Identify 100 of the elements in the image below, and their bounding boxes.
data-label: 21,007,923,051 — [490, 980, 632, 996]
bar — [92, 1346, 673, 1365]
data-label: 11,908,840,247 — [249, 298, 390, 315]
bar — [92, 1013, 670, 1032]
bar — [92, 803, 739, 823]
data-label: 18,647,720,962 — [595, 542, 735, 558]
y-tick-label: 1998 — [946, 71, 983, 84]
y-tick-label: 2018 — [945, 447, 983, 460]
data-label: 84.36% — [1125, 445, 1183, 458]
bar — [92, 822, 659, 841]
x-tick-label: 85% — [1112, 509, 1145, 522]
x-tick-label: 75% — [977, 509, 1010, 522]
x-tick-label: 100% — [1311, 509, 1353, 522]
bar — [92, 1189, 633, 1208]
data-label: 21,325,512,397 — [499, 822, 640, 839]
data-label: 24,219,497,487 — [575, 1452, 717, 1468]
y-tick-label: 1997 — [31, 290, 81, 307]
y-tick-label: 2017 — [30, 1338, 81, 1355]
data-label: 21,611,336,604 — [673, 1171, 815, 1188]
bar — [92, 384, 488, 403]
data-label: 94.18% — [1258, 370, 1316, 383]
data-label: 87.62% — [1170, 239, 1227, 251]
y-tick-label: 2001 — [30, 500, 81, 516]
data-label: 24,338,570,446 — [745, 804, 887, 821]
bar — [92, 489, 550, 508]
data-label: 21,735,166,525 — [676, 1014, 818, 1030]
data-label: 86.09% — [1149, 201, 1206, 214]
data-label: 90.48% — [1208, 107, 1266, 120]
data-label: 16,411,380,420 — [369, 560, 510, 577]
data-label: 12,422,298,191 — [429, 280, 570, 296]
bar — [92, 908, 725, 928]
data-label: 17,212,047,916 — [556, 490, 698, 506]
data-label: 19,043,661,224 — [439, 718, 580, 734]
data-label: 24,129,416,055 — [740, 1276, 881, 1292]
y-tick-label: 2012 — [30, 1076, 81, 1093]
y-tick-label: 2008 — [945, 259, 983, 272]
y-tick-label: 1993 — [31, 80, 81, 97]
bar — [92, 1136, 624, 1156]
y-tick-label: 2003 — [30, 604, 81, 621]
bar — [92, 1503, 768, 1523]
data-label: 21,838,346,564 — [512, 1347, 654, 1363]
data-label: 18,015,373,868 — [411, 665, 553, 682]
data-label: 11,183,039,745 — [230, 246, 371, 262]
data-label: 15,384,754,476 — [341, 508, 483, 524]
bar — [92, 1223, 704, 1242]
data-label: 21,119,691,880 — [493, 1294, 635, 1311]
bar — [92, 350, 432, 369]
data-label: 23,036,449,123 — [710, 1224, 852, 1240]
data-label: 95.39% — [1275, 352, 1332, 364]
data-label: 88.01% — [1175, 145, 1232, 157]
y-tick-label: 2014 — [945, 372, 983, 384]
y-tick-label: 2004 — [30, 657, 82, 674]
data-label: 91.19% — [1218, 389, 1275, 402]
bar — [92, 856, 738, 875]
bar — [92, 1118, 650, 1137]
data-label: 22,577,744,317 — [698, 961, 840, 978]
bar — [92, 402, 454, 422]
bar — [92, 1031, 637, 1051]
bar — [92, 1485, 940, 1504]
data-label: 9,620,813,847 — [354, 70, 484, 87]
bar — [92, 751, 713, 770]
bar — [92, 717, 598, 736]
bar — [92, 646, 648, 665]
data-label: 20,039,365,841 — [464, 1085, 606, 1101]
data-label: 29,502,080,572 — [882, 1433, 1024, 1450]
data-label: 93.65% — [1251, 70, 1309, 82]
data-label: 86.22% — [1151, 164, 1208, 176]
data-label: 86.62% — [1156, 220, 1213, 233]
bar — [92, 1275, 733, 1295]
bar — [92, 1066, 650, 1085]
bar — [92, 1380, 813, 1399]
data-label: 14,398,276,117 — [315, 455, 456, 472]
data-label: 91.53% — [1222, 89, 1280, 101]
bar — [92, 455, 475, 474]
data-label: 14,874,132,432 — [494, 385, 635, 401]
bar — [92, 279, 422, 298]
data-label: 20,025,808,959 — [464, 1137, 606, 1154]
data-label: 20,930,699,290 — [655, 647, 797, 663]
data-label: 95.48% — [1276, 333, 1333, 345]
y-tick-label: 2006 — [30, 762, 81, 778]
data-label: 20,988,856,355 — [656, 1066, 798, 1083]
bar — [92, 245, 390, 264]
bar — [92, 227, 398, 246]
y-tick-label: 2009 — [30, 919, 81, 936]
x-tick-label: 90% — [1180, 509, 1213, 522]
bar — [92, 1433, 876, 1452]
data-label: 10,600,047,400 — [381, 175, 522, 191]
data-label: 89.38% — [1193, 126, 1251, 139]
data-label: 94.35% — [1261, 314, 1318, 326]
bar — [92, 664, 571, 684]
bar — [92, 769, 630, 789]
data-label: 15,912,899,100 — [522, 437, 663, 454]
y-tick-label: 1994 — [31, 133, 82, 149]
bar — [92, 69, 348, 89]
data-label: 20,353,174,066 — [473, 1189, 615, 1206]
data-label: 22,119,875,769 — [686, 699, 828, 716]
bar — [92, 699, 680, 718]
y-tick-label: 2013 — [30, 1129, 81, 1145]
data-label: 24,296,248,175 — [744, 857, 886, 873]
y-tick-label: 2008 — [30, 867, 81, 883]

=====

» **To be done**: Copy the records above word for word, starting at the first line and ending at the line that contains "x-tick-label: 75% — [977, 509, 1010, 522]", with both of those lines included.

» **Result of the task**:
Identify 100 of the elements in the image below, and their bounding boxes.
data-label: 21,007,923,051 — [490, 980, 632, 996]
bar — [92, 1346, 673, 1365]
data-label: 11,908,840,247 — [249, 298, 390, 315]
bar — [92, 1013, 670, 1032]
bar — [92, 803, 739, 823]
data-label: 18,647,720,962 — [595, 542, 735, 558]
y-tick-label: 1998 — [946, 71, 983, 84]
y-tick-label: 2018 — [945, 447, 983, 460]
data-label: 84.36% — [1125, 445, 1183, 458]
bar — [92, 822, 659, 841]
x-tick-label: 85% — [1112, 509, 1145, 522]
x-tick-label: 75% — [977, 509, 1010, 522]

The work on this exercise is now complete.